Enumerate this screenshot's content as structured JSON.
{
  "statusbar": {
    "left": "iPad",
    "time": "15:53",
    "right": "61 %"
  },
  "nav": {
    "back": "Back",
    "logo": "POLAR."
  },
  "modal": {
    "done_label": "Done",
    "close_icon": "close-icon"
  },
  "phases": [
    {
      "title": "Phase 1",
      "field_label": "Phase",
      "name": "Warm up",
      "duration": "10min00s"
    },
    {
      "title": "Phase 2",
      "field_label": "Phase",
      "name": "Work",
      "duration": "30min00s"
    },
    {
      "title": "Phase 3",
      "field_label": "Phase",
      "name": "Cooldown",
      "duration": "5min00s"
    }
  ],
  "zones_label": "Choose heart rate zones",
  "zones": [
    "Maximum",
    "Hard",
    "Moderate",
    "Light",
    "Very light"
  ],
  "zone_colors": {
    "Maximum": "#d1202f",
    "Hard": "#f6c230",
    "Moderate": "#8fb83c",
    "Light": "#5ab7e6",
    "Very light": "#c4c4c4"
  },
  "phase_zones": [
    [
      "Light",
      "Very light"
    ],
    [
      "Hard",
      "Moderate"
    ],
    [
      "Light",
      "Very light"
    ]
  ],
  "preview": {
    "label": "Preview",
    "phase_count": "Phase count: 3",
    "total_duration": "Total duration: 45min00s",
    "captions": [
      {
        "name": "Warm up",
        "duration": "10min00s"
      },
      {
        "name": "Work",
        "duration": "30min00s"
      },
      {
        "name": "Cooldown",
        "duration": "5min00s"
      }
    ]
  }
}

### Task instructions
Repeat the records exactly, including every line.

### Task solution
Enumerate this screenshot's content as structured JSON.
{
  "statusbar": {
    "left": "iPad",
    "time": "15:53",
    "right": "61 %"
  },
  "nav": {
    "back": "Back",
    "logo": "POLAR."
  },
  "modal": {
    "done_label": "Done",
    "close_icon": "close-icon"
  },
  "phases": [
    {
      "title": "Phase 1",
      "field_label": "Phase",
      "name": "Warm up",
      "duration": "10min00s"
    },
    {
      "title": "Phase 2",
      "field_label": "Phase",
      "name": "Work",
      "duration": "30min00s"
    },
    {
      "title": "Phase 3",
      "field_label": "Phase",
      "name": "Cooldown",
      "duration": "5min00s"
    }
  ],
  "zones_label": "Choose heart rate zones",
  "zones": [
    "Maximum",
    "Hard",
    "Moderate",
    "Light",
    "Very light"
  ],
  "zone_colors": {
    "Maximum": "#d1202f",
    "Hard": "#f6c230",
    "Moderate": "#8fb83c",
    "Light": "#5ab7e6",
    "Very light": "#c4c4c4"
  },
  "phase_zones": [
    [
      "Light",
      "Very light"
    ],
    [
      "Hard",
      "Moderate"
    ],
    [
      "Light",
      "Very light"
    ]
  ],
  "preview": {
    "label": "Preview",
    "phase_count": "Phase count: 3",
    "total_duration": "Total duration: 45min00s",
    "captions": [
      {
        "name": "Warm up",
        "duration": "10min00s"
      },
      {
        "name": "Work",
        "duration": "30min00s"
      },
      {
        "name": "Cooldown",
        "duration": "5min00s"
      }
    ]
  }
}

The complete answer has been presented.